## KUTIPAN TEKS
————
Tidak
Ada Beda Mencolok! Sekolah RSBI atau Biasa
Tujuh tahun memberlakukan program SBI/RSBI membuat
negara harus berbenah. Ketua Mahkamah Konstitusi memutuskan pembubaran program
tersebut awal Januari ini. Kendati sudah tercatat sebanyak 1300 sekolah telah
mendapatkan gelar itu, namun apa mau dikata, jika sampai saat ini masih belum
mencapai harapan.
Dalam prakteknya selama ini, program SBI/RSBI sering
dipakai oleh pihak pendidikan sebagai ajang untuk menghimpun dana dari
masyarakat. Selain itu dicermati peningkatan pendidikan tak harus dikemas
secara eksklusif dalam wadah SBI/RSBI, karena hanya akan menutup kompetensi bagi
yang tidak dapat menjangkau, menurut Sulton Praktisi dan Pengamat Pendidikan
Ponorogo.
Lebih dalam lagi ia menilai, program itu cenderung
membawa banyak tanda tanya terkait anggaran pendidikan. Pada khususnya
sekolah-sekolah berplat merah, tinggi biaya yang dikeluarkan oleh wali murid
dipertanyakan, mengingat gaji dan lain-lain sudah dicadong pemerintah. “Ini bukan di Ponorogo saja,”
————
## BARIS TERSIMPAN

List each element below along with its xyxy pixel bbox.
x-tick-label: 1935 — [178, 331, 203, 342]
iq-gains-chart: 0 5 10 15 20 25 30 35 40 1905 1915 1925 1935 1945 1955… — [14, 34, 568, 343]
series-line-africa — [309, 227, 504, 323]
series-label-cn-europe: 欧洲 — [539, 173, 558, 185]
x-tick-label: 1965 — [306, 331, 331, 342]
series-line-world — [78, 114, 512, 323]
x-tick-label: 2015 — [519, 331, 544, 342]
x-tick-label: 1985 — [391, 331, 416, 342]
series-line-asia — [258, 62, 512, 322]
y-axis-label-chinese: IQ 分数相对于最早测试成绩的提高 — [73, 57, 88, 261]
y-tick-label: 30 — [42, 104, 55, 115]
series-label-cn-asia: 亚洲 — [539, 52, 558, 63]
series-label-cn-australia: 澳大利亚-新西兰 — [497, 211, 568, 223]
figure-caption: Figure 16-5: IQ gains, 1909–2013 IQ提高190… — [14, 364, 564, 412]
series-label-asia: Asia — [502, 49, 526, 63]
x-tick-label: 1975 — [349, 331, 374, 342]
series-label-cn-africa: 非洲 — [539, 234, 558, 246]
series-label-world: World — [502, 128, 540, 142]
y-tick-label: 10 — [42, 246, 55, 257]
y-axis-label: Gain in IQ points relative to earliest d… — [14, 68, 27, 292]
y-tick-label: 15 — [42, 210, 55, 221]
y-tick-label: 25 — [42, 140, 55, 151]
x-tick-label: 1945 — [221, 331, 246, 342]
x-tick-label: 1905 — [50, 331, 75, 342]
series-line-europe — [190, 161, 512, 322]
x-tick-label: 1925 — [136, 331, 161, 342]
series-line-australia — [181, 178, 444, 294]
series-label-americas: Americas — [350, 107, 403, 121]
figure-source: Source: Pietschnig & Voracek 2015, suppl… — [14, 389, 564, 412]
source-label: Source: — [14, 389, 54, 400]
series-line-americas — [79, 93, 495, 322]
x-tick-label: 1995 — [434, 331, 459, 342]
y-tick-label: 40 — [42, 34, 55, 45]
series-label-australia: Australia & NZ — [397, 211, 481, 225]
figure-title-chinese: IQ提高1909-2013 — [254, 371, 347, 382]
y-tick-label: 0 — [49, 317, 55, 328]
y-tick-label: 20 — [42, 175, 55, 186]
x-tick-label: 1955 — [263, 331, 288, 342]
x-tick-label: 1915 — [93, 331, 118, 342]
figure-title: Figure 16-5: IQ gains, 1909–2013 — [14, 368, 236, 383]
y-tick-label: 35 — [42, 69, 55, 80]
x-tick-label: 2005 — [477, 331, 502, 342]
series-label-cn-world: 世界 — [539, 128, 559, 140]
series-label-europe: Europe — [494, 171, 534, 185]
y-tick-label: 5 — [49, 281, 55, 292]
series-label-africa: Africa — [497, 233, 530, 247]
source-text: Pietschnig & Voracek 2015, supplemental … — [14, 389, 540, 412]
————
## SOAL
1: Menurut teks tentang program SBI/RSBI, mengapa tingginya biaya yang dikeluarkan wali murid di sekolah-sekolah berplat merah dipertanyakan? Jawab dalam satu sampai tiga kalimat.
2: Apa saja masalah atau kelemahan program SBI/RSBI yang disebutkan dalam teks tentang program tersebut? Sebutkan semuanya.
3: Sambung teks tentang program SBI/RSBI mulai dari setelah kalimat terakhirnya.
Item-item tersebut tidak diperlukan untuk mengerjakan soal.

## JAWABAN
1: Biaya itu dipertanyakan karena gaji dan keperluan lain di sekolah-sekolah berplat merah sudah disediakan oleh pemerintah.

2:
- Program itu sampai saat ini belum mencapai harapan.
- Program itu sering dipakai pihak pendidikan sebagai ajang untuk menghimpun dana dari masyarakat.
- Pengemasan secara eksklusif dalam wadah SBI/RSBI hanya akan menutup kompetensi bagi yang tidak dapat menjangkau.
- Program itu cenderung membawa banyak tanda tanya terkait anggaran pendidikan, khususnya soal tingginya biaya yang dikeluarkan wali murid di sekolah-sekolah berplat merah.

3:
katanya menelisik.
Realitas lain juga diterangkan Sulton , salah
satunya para lulusan siswa dari SBI dan RSBI dinilai tidak ada perbedaan yang
mencolok secara akademis dengan lulusan SSN atau yang lain, ketika lulusan SBI
dan RSBI tersebut berada di lingkup Universitas dan lingkungan sosial. Dan ini
adalah sebuah PR besar bagi para pakar pendidikan dan menteri terkait untuk
kembali membuat sistem yang nanti tidak mengalami permasalahan.
Selain itu masalah yang harus dipecahkan adalah
bagaimana para siswa tak hanya unggul dalam segi akademis saja. Menurutnya, kecerdasan mungkin harus mutlak
jadi prioritas, sebagai sarana untuk dapat mengaplikasikan ilmu yang diraih di
sekolah. “Dididik untuk bisa hidup di masyarakat dengan potensinyam,” tambahnya
melengkapi.
Memahami pendidikan dalam kacamata Sulton, selama
ini budaya salah masih terus dipakai, di mana mereka hanya mengejar fasilitas, nilai, ijazah dan lulusan. “Struktural
institusional, ini dirubah menjadi fungsional,” tandasnya.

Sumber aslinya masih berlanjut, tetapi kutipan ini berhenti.